begin Raw data
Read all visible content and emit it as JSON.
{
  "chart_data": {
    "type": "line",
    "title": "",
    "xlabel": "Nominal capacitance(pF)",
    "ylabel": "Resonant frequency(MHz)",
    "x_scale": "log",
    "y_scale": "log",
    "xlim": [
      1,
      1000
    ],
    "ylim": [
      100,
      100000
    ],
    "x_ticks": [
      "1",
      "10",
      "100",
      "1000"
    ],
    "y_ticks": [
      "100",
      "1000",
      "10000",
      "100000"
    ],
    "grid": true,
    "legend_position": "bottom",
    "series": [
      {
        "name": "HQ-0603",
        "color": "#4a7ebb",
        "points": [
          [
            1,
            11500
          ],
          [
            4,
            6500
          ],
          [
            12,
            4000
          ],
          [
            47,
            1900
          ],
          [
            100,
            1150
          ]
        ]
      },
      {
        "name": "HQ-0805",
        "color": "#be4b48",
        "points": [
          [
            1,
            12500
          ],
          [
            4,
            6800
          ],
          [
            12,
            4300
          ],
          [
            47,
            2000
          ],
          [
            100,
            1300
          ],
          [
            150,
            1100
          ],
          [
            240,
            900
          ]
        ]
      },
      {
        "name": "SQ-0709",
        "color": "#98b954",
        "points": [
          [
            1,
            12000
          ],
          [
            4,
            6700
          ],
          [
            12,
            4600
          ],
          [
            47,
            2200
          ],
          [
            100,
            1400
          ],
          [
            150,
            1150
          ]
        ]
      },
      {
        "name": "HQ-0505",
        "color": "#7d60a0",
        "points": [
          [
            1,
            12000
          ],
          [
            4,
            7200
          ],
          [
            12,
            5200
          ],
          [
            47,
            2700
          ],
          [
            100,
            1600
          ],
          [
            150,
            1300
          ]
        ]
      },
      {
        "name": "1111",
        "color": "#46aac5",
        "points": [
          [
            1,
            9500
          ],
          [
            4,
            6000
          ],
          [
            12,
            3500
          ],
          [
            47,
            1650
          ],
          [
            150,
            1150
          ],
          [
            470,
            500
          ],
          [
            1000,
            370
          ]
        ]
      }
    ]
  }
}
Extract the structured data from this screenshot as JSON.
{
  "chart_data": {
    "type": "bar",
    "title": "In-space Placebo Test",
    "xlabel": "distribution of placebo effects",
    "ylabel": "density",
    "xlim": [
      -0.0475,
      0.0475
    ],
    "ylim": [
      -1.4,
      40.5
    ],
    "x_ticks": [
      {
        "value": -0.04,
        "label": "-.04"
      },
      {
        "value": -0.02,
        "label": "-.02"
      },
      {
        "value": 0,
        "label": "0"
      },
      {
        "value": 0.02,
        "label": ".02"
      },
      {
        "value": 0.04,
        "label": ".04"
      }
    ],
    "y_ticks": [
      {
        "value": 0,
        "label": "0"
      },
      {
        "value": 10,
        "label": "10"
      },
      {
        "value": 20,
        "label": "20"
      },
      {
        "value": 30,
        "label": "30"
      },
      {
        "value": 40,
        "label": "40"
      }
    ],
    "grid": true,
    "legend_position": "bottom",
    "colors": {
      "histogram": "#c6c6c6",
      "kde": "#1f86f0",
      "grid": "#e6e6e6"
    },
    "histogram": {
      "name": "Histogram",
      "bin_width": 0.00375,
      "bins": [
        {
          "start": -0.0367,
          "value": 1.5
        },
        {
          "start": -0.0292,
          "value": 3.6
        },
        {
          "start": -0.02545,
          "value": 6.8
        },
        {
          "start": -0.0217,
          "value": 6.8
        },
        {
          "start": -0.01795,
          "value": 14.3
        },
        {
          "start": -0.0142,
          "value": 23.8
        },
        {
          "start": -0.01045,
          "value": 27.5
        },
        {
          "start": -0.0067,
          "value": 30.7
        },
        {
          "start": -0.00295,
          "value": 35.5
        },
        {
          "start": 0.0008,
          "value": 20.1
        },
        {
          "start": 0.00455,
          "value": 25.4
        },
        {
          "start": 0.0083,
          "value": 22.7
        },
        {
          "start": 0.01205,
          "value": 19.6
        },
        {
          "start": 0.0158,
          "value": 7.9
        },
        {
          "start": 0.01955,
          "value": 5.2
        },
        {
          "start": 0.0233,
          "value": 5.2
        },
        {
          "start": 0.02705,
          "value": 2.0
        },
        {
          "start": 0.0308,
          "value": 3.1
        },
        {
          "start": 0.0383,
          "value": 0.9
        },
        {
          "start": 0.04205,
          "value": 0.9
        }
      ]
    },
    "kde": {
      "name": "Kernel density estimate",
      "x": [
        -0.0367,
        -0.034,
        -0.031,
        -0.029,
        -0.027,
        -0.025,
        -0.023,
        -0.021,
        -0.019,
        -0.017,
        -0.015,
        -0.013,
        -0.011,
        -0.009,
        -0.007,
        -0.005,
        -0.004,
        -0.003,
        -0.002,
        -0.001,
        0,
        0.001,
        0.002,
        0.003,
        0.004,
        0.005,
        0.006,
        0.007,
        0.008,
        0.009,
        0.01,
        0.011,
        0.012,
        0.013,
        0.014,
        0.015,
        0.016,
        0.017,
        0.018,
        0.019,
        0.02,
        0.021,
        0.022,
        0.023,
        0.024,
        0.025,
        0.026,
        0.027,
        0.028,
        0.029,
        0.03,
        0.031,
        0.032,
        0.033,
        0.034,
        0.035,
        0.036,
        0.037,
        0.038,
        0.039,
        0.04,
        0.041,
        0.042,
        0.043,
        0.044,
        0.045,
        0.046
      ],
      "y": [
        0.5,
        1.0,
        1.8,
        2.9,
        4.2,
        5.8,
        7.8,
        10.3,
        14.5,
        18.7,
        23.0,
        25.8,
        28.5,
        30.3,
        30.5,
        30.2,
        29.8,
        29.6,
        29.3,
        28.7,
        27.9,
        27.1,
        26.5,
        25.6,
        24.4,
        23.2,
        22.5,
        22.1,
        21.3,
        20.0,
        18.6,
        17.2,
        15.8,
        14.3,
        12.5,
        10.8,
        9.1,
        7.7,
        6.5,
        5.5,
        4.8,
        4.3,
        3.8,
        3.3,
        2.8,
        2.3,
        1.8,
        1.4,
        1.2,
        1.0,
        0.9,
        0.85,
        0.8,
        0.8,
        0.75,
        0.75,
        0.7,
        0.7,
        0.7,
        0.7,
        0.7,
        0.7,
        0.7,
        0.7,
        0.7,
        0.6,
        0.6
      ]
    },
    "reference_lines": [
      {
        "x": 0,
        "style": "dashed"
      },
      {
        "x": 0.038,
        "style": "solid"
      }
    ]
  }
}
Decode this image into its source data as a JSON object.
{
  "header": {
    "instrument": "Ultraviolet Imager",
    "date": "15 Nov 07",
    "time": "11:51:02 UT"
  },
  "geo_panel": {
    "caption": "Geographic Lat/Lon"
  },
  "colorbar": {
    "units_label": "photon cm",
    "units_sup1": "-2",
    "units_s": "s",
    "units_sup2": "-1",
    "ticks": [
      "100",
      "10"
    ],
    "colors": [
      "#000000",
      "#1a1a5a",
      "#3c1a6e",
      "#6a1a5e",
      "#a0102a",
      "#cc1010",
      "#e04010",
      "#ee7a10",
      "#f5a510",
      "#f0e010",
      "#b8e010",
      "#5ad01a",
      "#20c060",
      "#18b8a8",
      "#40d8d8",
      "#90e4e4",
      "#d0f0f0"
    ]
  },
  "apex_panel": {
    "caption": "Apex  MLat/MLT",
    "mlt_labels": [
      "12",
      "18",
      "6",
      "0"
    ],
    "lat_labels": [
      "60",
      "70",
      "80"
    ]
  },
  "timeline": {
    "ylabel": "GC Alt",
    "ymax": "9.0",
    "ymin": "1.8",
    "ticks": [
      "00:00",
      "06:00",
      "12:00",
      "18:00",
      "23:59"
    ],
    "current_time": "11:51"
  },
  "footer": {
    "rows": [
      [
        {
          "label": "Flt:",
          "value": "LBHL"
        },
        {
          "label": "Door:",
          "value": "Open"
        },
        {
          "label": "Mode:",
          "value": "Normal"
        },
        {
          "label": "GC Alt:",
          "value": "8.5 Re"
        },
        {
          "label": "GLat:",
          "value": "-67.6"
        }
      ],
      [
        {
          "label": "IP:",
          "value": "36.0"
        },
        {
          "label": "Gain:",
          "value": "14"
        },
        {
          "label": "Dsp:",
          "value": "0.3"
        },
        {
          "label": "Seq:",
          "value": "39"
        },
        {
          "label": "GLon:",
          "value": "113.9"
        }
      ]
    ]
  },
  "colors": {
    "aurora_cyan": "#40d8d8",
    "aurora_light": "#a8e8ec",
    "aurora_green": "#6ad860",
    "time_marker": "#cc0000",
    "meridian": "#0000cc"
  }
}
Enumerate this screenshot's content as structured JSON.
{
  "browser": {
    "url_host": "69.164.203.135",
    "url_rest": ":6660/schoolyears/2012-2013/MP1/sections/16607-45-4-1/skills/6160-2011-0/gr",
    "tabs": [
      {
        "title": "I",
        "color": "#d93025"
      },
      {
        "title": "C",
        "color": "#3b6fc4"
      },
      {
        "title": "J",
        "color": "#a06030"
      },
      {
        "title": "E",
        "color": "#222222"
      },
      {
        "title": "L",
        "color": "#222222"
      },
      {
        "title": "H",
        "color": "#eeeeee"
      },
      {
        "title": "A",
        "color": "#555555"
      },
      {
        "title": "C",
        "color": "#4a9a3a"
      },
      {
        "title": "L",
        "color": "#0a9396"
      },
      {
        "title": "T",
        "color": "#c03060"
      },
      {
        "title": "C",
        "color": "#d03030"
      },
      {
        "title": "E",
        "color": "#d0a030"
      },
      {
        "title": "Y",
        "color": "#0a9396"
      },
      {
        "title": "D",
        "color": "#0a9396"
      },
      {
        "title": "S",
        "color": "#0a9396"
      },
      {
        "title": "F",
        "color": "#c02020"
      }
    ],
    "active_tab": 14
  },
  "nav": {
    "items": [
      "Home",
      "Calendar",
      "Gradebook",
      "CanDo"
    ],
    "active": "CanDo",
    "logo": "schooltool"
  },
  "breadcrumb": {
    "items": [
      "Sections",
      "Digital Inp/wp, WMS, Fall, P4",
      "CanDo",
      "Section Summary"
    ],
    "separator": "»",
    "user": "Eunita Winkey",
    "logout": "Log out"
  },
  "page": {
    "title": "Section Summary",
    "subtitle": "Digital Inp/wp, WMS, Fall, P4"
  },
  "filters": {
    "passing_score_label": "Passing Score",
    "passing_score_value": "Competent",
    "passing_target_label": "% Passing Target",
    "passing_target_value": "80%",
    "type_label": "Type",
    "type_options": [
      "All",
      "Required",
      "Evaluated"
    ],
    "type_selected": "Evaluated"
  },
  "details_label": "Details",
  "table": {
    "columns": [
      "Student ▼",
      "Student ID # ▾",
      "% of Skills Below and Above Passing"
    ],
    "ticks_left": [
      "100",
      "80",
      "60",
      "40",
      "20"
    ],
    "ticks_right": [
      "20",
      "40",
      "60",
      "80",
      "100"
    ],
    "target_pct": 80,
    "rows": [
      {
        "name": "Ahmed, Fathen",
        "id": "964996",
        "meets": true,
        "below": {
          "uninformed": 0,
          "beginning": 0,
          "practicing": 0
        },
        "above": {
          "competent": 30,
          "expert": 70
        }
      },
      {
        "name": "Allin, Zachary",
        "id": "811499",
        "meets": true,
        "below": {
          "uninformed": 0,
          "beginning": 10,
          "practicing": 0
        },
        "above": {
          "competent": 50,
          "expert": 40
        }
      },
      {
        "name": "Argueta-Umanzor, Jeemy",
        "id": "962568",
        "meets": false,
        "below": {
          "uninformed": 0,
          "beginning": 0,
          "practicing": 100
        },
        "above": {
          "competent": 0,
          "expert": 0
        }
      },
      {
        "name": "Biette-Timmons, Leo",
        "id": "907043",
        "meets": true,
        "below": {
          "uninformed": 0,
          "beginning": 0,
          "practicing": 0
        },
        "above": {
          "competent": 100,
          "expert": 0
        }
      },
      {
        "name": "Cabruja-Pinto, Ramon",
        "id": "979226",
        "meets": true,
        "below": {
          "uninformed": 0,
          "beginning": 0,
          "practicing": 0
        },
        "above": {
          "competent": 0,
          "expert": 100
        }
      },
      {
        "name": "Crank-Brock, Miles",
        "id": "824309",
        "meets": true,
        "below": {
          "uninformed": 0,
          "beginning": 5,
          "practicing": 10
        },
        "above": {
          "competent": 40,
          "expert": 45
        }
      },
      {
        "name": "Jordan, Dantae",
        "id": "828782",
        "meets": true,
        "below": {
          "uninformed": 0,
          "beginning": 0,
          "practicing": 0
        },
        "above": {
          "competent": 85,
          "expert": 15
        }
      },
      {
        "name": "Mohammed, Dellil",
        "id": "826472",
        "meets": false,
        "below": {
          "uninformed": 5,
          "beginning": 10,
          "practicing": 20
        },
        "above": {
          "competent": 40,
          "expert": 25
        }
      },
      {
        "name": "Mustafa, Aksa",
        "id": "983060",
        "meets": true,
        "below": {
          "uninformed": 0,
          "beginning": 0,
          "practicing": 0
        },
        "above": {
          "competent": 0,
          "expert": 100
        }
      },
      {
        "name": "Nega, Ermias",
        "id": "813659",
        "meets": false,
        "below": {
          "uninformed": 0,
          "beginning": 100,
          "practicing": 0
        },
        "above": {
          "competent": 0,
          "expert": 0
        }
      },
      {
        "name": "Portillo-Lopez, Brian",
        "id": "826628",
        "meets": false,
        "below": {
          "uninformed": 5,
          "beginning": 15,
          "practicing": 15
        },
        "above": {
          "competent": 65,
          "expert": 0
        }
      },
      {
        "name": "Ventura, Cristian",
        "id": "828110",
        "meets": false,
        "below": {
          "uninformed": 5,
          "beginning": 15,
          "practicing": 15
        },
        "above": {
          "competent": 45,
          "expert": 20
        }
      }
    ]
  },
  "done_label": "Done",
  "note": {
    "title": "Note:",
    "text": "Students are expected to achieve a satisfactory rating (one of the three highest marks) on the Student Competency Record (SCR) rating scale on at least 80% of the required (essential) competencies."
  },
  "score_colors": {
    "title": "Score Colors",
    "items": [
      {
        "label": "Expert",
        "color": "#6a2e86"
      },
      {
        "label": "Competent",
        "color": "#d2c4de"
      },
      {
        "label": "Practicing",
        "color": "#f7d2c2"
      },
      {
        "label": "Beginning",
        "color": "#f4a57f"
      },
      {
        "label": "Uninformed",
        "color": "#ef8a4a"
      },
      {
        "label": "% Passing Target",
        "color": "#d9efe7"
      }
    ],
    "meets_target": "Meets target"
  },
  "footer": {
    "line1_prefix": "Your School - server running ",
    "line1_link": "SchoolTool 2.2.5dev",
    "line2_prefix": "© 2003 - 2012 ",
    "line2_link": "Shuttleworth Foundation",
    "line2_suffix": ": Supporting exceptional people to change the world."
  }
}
end Raw data
What to do | Isolate the lines above that contain the word "xlabel" and copy them.

Right answer |
    "xlabel": "Nominal capacitance(pF)",
    "xlabel": "distribution of placebo effects",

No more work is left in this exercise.